*REQUIREMENT*: Put the lines of the data into a numbered list, starting with the line that contains "793, 693, 805]" and ending with the line that contains "575, 117, 593]", both included. Leave out any blank lines.

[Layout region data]
..............................

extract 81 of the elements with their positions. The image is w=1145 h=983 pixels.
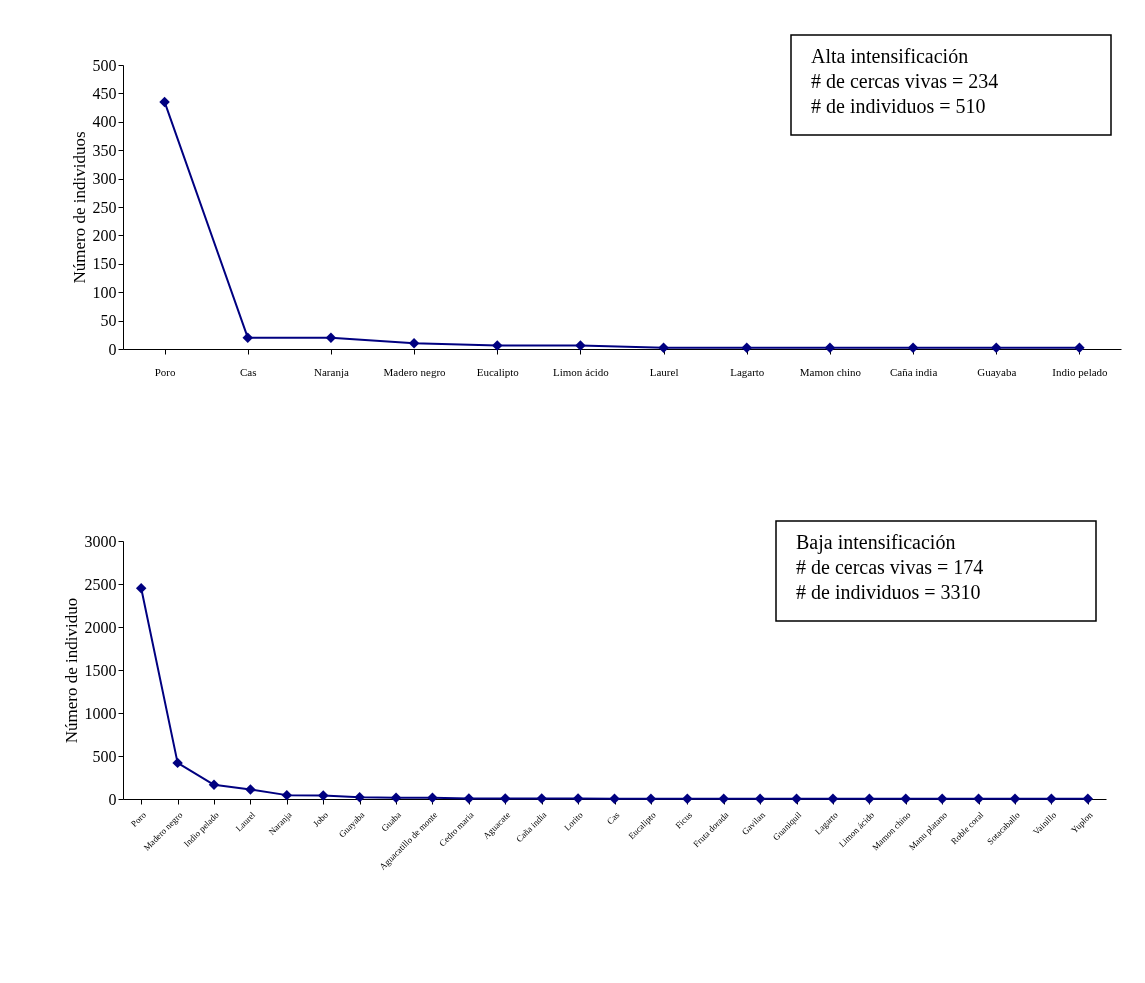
point	[682, 793, 693, 805]
x-tick-label: Madero negro	[383, 365, 447, 378]
x-tick-label: Lagarto	[730, 365, 765, 378]
x-tick-label: Naranja	[314, 365, 349, 378]
x-tick-label: Limon ácido	[552, 365, 610, 378]
point	[208, 779, 220, 791]
annotation: Alta intensificación	[811, 45, 969, 67]
y-tick-label: 500	[92, 747, 117, 765]
y-tick-label: 2500	[84, 575, 117, 593]
point	[1046, 793, 1057, 805]
y-tick-label: 2000	[84, 618, 117, 636]
y-tick-label: 500	[92, 56, 117, 74]
y-tick-label: 150	[92, 255, 117, 273]
x-tick-label: Indio pelado	[1052, 365, 1109, 378]
point	[492, 340, 503, 351]
point	[827, 793, 839, 805]
y-tick-label: 50	[100, 312, 117, 330]
annotation: # de individuos = 3310	[796, 581, 981, 603]
point	[791, 793, 802, 805]
y-tick-label: 250	[92, 198, 117, 216]
point	[427, 792, 438, 803]
point	[390, 792, 402, 803]
x-tick-label: Caña india	[514, 809, 549, 845]
annotation: # de cercas vivas = 174	[796, 556, 984, 578]
point	[991, 342, 1002, 354]
point	[900, 793, 911, 805]
point	[281, 789, 293, 801]
annotation: # de cercas vivas = 234	[811, 70, 999, 92]
x-tick-label: Mamon chino	[799, 365, 862, 378]
point	[973, 793, 984, 805]
x-tick-label: Eucalipto	[476, 365, 520, 378]
point	[936, 793, 948, 805]
y-tick-label: 350	[92, 141, 117, 159]
y-tick-label: 300	[92, 170, 117, 188]
y-tick-label: 200	[92, 226, 117, 244]
point	[907, 342, 919, 354]
point	[242, 332, 253, 343]
point	[754, 793, 766, 805]
point	[824, 342, 836, 354]
y-tick-label: 1500	[84, 661, 117, 679]
point	[741, 342, 752, 354]
point	[354, 792, 365, 803]
point	[536, 793, 547, 804]
point	[159, 96, 170, 108]
x-tick-label: Caña india	[889, 365, 938, 378]
point	[408, 338, 420, 349]
x-tick-label: Jobo	[311, 809, 331, 829]
point	[1009, 793, 1021, 805]
x-tick-label: Cas	[604, 809, 622, 827]
y-tick-label: 1000	[84, 704, 117, 722]
x-tick-label: Poro	[154, 365, 176, 378]
point	[1082, 793, 1094, 805]
annotation: # de individuos = 510	[811, 95, 986, 117]
x-tick-label: Cas	[240, 365, 257, 378]
point	[500, 793, 511, 804]
point	[718, 793, 729, 805]
point	[325, 332, 337, 343]
x-tick-label: Poro	[128, 809, 149, 829]
y-axis-title: Número de individuo	[61, 597, 81, 744]
y-tick-label: 0	[108, 340, 117, 358]
point	[645, 793, 657, 805]
point	[575, 340, 586, 351]
annotation: Baja intensificación	[796, 531, 956, 554]
x-tick-label: Guayaba	[977, 365, 1017, 378]
point	[318, 790, 329, 801]
y-tick-label: 400	[92, 113, 117, 131]
point	[609, 793, 620, 805]
point	[172, 757, 183, 769]
point	[135, 583, 147, 594]
point	[1074, 342, 1085, 354]
y-tick-label: 3000	[84, 532, 117, 550]
y-tick-label: 450	[92, 84, 117, 102]
y-axis-title: Número de individuos	[69, 131, 89, 284]
point	[463, 793, 475, 804]
point	[864, 793, 875, 805]
y-tick-label: 0	[108, 790, 117, 808]
y-tick-label: 100	[92, 283, 117, 301]
point	[658, 342, 669, 354]
x-tick-label: Laurel	[649, 365, 679, 378]
point	[245, 784, 256, 795]
point	[572, 793, 584, 804]
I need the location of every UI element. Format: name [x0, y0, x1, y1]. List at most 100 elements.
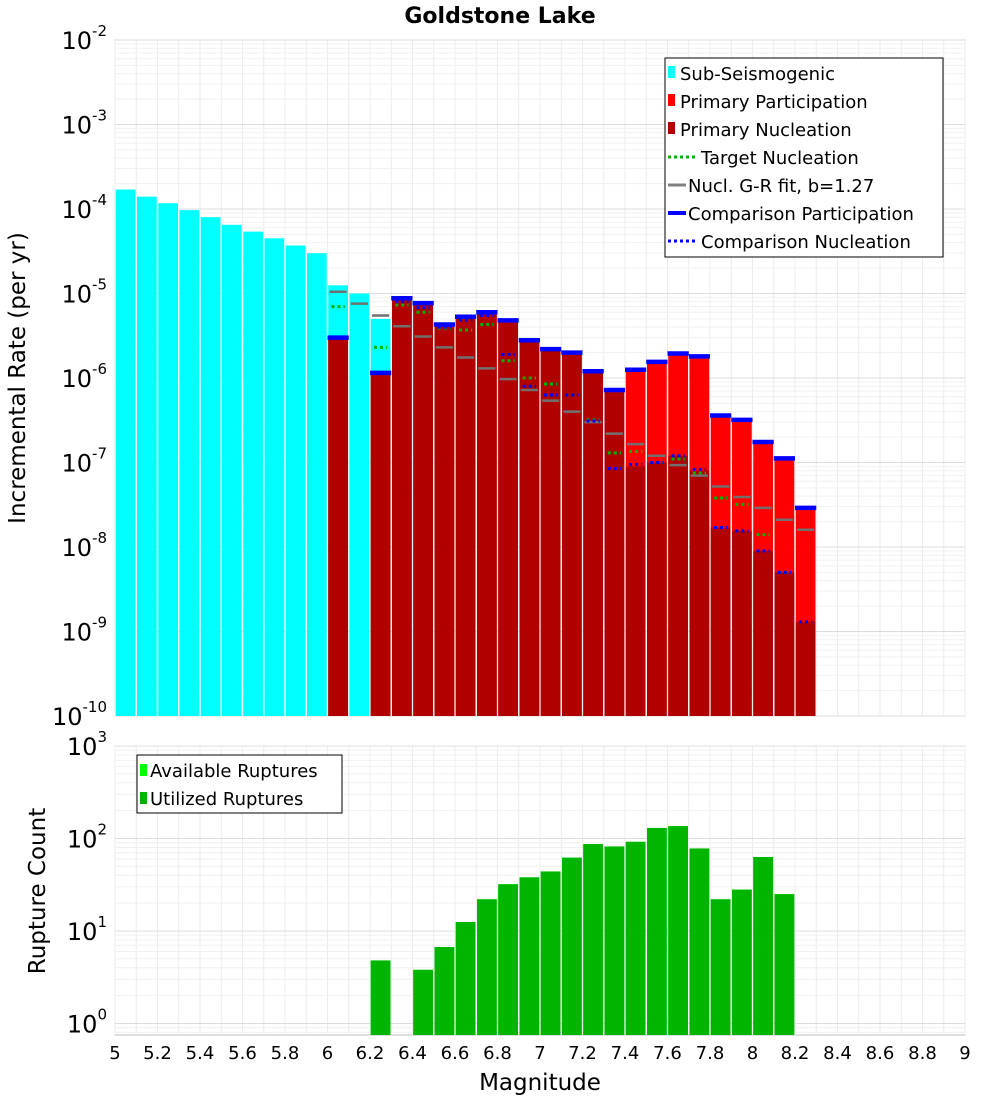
sub-seismogenic-bar: [115, 189, 136, 716]
legend-label-target-nucleation: Target Nucleation: [700, 148, 859, 169]
bottom-y-tick-labels: 100 101 102 103: [67, 728, 107, 1038]
x-tick-label: 5.6: [228, 1043, 257, 1064]
legend-label-primary-participation: Primary Participation: [680, 92, 868, 113]
legend-label-available-ruptures: Available Ruptures: [150, 761, 318, 782]
bottom-legend: Available Ruptures Utilized Ruptures: [136, 754, 343, 814]
legend-label-comparison-participation: Comparison Participation: [688, 204, 914, 225]
y-tick-label: 10-5: [61, 276, 107, 309]
y-tick-label: 10-9: [61, 614, 107, 647]
nucleation-bar: [689, 470, 710, 716]
bottom-bars: [370, 826, 795, 1035]
legend-swatch-sub-seismogenic: [668, 66, 675, 78]
nucleation-bar: [413, 304, 433, 716]
sub-seismogenic-bar: [222, 224, 242, 716]
sub-seismogenic-bar: [179, 210, 200, 716]
bottom-legend-box: [136, 754, 343, 814]
utilized-ruptures-bar: [370, 960, 391, 1035]
chart-title: Goldstone Lake: [404, 4, 595, 29]
x-tick-label: 5: [109, 1043, 120, 1064]
legend-label-primary-nucleation: Primary Nucleation: [680, 120, 852, 141]
sub-seismogenic-bar: [285, 245, 306, 717]
x-tick-labels: 5 5.2 5.4 5.6 5.8 6 6.2 6.4 6.6 6.8 7 7.2 7.4 7.6 7.8 8…: [109, 1043, 970, 1064]
x-tick-label: 6: [322, 1043, 333, 1064]
x-axis-label: Magnitude: [479, 1070, 601, 1096]
nucleation-bar: [455, 317, 476, 716]
utilized-ruptures-bar: [562, 857, 582, 1035]
nucleation-bar: [328, 338, 348, 716]
utilized-ruptures-bar: [710, 899, 731, 1035]
bottom-y-axis-label: Rupture Count: [25, 808, 51, 974]
sub-seismogenic-bar: [243, 231, 263, 716]
sub-seismogenic-bar: [349, 293, 370, 716]
utilized-ruptures-bar: [668, 826, 688, 1035]
utilized-ruptures-bar: [625, 841, 646, 1035]
y-tick-label: 10-10: [52, 698, 107, 731]
sub-seismogenic-bar: [307, 253, 327, 716]
utilized-ruptures-bar: [413, 969, 433, 1035]
x-tick-label: 6.8: [483, 1043, 512, 1064]
nucleation-bar: [604, 391, 625, 716]
x-tick-label: 5.4: [186, 1043, 215, 1064]
nucleation-bar: [477, 312, 497, 716]
legend-swatch-available-ruptures: [140, 764, 147, 776]
utilized-ruptures-bar: [774, 894, 795, 1035]
x-tick-label: 5.8: [271, 1043, 300, 1064]
nucleation-bar: [583, 372, 603, 716]
nucleation-bar: [732, 530, 752, 716]
bottom-gridlines: [114, 745, 966, 1035]
y-tick-label: 10-2: [61, 22, 107, 55]
legend-swatch-primary-participation: [668, 94, 675, 106]
nucleation-bar: [710, 527, 731, 716]
utilized-ruptures-bar: [732, 889, 752, 1035]
top-legend-box: [664, 57, 944, 258]
nucleation-bar: [774, 572, 795, 716]
utilized-ruptures-bar: [434, 947, 455, 1035]
x-tick-label: 7.6: [653, 1043, 682, 1064]
y-tick-label: 10-8: [61, 529, 107, 562]
y-tick-label: 102: [67, 820, 107, 853]
x-tick-label: 8.4: [823, 1043, 852, 1064]
legend-label-gr-fit: Nucl. G-R fit, b=1.27: [688, 176, 874, 197]
x-tick-label: 6.6: [441, 1043, 470, 1064]
y-tick-label: 100: [67, 1005, 107, 1038]
legend-swatch-utilized-ruptures: [140, 792, 147, 804]
sub-seismogenic-bar: [158, 203, 178, 717]
legend-label-utilized-ruptures: Utilized Ruptures: [150, 789, 303, 810]
legend-label-sub-seismogenic: Sub-Seismogenic: [680, 64, 835, 85]
x-tick-label: 9: [959, 1043, 970, 1064]
x-tick-label: 8: [747, 1043, 758, 1064]
nucleation-bar: [519, 341, 540, 716]
y-tick-label: 10-6: [61, 360, 107, 393]
nucleation-bar: [434, 325, 455, 716]
nucleation-bar: [498, 321, 518, 716]
utilized-ruptures-bar: [753, 857, 773, 1035]
x-tick-label: 8.8: [908, 1043, 937, 1064]
y-tick-label: 103: [67, 728, 107, 761]
sub-seismogenic-bar: [200, 217, 221, 716]
top-y-axis-label: Incremental Rate (per yr): [5, 232, 31, 524]
nucleation-bar: [540, 350, 561, 716]
x-tick-label: 7.2: [568, 1043, 597, 1064]
nucleation-bar: [625, 466, 646, 716]
utilized-ruptures-bar: [604, 846, 625, 1035]
legend-swatch-primary-nucleation: [668, 122, 675, 134]
utilized-ruptures-bar: [689, 848, 710, 1035]
x-tick-label: 6.4: [398, 1043, 427, 1064]
y-tick-label: 10-3: [61, 107, 107, 140]
x-tick-label: 6.2: [356, 1043, 385, 1064]
top-y-tick-labels: 10-10 10-9 10-8 10-7 10-6 10-5 10-4 10-3 10-2: [52, 22, 107, 731]
nucleation-bar: [795, 621, 816, 716]
y-tick-label: 10-7: [61, 445, 107, 478]
nucleation-bar: [370, 374, 391, 716]
y-tick-label: 101: [67, 913, 107, 946]
nucleation-bar: [647, 462, 667, 716]
x-tick-label: 7: [534, 1043, 545, 1064]
top-legend: Sub-Seismogenic Primary Participation Pr…: [664, 57, 944, 258]
utilized-ruptures-bar: [583, 844, 603, 1035]
legend-label-comparison-nucleation: Comparison Nucleation: [701, 232, 911, 253]
utilized-ruptures-bar: [540, 871, 561, 1035]
nucleation-bar: [753, 550, 773, 716]
top-bars: [115, 189, 816, 717]
sub-seismogenic-bar: [137, 196, 157, 717]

..............................

*ANSWER TO THIS EXERCISE*:
1. point	[682, 793, 693, 805]
2. x-tick-label: Madero negro	[383, 365, 447, 378]
3. x-tick-label: Lagarto	[730, 365, 765, 378]
4. x-tick-label: Naranja	[314, 365, 349, 378]
5. x-tick-label: Limon ácido	[552, 365, 610, 378]
6. point	[208, 779, 220, 791]
7. annotation: Alta intensificación	[811, 45, 969, 67]
8. y-tick-label: 500	[92, 747, 117, 765]
9. y-tick-label: 2500	[84, 575, 117, 593]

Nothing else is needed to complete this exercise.